= What to produce =
Below is the data. Give it again, complete and exact.

= Data provided =
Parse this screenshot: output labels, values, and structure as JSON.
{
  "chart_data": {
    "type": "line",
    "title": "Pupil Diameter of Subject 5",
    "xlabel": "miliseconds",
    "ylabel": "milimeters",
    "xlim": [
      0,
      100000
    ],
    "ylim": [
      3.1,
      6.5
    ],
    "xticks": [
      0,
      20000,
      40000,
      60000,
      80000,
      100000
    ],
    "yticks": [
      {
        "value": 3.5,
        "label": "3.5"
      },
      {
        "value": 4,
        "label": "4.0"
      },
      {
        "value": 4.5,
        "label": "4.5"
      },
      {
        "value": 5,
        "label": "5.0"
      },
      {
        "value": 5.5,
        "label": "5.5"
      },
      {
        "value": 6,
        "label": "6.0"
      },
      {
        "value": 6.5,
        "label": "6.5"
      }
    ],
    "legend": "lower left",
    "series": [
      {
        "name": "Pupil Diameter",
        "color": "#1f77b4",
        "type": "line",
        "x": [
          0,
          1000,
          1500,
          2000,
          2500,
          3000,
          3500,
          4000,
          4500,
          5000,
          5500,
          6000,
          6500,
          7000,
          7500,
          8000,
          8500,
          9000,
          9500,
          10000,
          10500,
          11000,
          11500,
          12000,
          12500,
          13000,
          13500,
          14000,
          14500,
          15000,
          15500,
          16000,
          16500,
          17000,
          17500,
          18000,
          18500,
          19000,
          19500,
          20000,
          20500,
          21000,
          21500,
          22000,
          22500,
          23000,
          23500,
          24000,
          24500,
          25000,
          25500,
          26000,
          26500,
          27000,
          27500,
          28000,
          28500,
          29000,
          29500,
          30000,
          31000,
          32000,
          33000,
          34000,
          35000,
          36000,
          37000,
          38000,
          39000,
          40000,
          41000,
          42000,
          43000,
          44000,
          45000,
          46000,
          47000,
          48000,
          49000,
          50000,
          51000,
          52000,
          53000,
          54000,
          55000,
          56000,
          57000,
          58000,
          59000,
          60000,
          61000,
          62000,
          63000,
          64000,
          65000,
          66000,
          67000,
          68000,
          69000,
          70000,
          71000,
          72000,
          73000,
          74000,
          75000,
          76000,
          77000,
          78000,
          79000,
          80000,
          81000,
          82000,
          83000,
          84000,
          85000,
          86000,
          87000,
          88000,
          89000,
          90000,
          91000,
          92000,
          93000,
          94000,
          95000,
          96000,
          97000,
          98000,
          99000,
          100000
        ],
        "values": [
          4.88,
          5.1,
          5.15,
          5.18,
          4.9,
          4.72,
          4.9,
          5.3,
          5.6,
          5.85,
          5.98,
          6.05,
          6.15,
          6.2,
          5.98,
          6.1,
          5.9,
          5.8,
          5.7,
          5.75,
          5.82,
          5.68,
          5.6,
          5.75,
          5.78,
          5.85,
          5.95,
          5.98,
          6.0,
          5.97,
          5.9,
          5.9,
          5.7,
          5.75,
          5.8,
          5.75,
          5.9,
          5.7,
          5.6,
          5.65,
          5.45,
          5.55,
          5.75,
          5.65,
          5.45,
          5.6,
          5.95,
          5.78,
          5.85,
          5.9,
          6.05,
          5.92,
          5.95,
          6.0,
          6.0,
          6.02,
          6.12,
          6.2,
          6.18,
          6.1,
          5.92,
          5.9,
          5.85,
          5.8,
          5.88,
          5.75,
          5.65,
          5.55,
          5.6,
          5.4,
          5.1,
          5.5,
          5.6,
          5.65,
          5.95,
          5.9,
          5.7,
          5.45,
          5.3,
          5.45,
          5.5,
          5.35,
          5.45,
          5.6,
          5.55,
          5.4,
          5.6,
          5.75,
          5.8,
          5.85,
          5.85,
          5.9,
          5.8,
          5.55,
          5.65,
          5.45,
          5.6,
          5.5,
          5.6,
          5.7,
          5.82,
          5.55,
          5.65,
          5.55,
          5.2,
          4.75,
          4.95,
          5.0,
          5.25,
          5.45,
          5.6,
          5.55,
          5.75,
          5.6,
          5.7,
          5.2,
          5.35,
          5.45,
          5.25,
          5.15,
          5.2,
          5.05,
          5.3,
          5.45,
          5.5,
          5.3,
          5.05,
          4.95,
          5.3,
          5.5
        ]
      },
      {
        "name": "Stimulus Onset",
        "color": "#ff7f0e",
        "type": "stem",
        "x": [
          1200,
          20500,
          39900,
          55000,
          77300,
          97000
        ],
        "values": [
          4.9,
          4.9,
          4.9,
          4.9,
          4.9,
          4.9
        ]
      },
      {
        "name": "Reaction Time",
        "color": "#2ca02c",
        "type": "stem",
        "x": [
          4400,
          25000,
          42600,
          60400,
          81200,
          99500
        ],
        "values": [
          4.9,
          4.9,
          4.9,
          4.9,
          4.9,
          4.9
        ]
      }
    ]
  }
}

= Exercise output =
Parse this screenshot: output labels, values, and structure as JSON.
{
  "chart_data": {
    "type": "line",
    "title": "Pupil Diameter of Subject 5",
    "xlabel": "miliseconds",
    "ylabel": "milimeters",
    "xlim": [
      0,
      100000
    ],
    "ylim": [
      3.1,
      6.5
    ],
    "xticks": [
      0,
      20000,
      40000,
      60000,
      80000,
      100000
    ],
    "yticks": [
      {
        "value": 3.5,
        "label": "3.5"
      },
      {
        "value": 4,
        "label": "4.0"
      },
      {
        "value": 4.5,
        "label": "4.5"
      },
      {
        "value": 5,
        "label": "5.0"
      },
      {
        "value": 5.5,
        "label": "5.5"
      },
      {
        "value": 6,
        "label": "6.0"
      },
      {
        "value": 6.5,
        "label": "6.5"
      }
    ],
    "legend": "lower left",
    "series": [
      {
        "name": "Pupil Diameter",
        "color": "#1f77b4",
        "type": "line",
        "x": [
          0,
          1000,
          1500,
          2000,
          2500,
          3000,
          3500,
          4000,
          4500,
          5000,
          5500,
          6000,
          6500,
          7000,
          7500,
          8000,
          8500,
          9000,
          9500,
          10000,
          10500,
          11000,
          11500,
          12000,
          12500,
          13000,
          13500,
          14000,
          14500,
          15000,
          15500,
          16000,
          16500,
          17000,
          17500,
          18000,
          18500,
          19000,
          19500,
          20000,
          20500,
          21000,
          21500,
          22000,
          22500,
          23000,
          23500,
          24000,
          24500,
          25000,
          25500,
          26000,
          26500,
          27000,
          27500,
          28000,
          28500,
          29000,
          29500,
          30000,
          31000,
          32000,
          33000,
          34000,
          35000,
          36000,
          37000,
          38000,
          39000,
          40000,
          41000,
          42000,
          43000,
          44000,
          45000,
          46000,
          47000,
          48000,
          49000,
          50000,
          51000,
          52000,
          53000,
          54000,
          55000,
          56000,
          57000,
          58000,
          59000,
          60000,
          61000,
          62000,
          63000,
          64000,
          65000,
          66000,
          67000,
          68000,
          69000,
          70000,
          71000,
          72000,
          73000,
          74000,
          75000,
          76000,
          77000,
          78000,
          79000,
          80000,
          81000,
          82000,
          83000,
          84000,
          85000,
          86000,
          87000,
          88000,
          89000,
          90000,
          91000,
          92000,
          93000,
          94000,
          95000,
          96000,
          97000,
          98000,
          99000,
          100000
        ],
        "values": [
          4.88,
          5.1,
          5.15,
          5.18,
          4.9,
          4.72,
          4.9,
          5.3,
          5.6,
          5.85,
          5.98,
          6.05,
          6.15,
          6.2,
          5.98,
          6.1,
          5.9,
          5.8,
          5.7,
          5.75,
          5.82,
          5.68,
          5.6,
          5.75,
          5.78,
          5.85,
          5.95,
          5.98,
          6.0,
          5.97,
          5.9,
          5.9,
          5.7,
          5.75,
          5.8,
          5.75,
          5.9,
          5.7,
          5.6,
          5.65,
          5.45,
          5.55,
          5.75,
          5.65,
          5.45,
          5.6,
          5.95,
          5.78,
          5.85,
          5.9,
          6.05,
          5.92,
          5.95,
          6.0,
          6.0,
          6.02,
          6.12,
          6.2,
          6.18,
          6.1,
          5.92,
          5.9,
          5.85,
          5.8,
          5.88,
          5.75,
          5.65,
          5.55,
          5.6,
          5.4,
          5.1,
          5.5,
          5.6,
          5.65,
          5.95,
          5.9,
          5.7,
          5.45,
          5.3,
          5.45,
          5.5,
          5.35,
          5.45,
          5.6,
          5.55,
          5.4,
          5.6,
          5.75,
          5.8,
          5.85,
          5.85,
          5.9,
          5.8,
          5.55,
          5.65,
          5.45,
          5.6,
          5.5,
          5.6,
          5.7,
          5.82,
          5.55,
          5.65,
          5.55,
          5.2,
          4.75,
          4.95,
          5.0,
          5.25,
          5.45,
          5.6,
          5.55,
          5.75,
          5.6,
          5.7,
          5.2,
          5.35,
          5.45,
          5.25,
          5.15,
          5.2,
          5.05,
          5.3,
          5.45,
          5.5,
          5.3,
          5.05,
          4.95,
          5.3,
          5.5
        ]
      },
      {
        "name": "Stimulus Onset",
        "color": "#ff7f0e",
        "type": "stem",
        "x": [
          1200,
          20500,
          39900,
          55000,
          77300,
          97000
        ],
        "values": [
          4.9,
          4.9,
          4.9,
          4.9,
          4.9,
          4.9
        ]
      },
      {
        "name": "Reaction Time",
        "color": "#2ca02c",
        "type": "stem",
        "x": [
          4400,
          25000,
          42600,
          60400,
          81200,
          99500
        ],
        "values": [
          4.9,
          4.9,
          4.9,
          4.9,
          4.9,
          4.9
        ]
      }
    ]
  }
}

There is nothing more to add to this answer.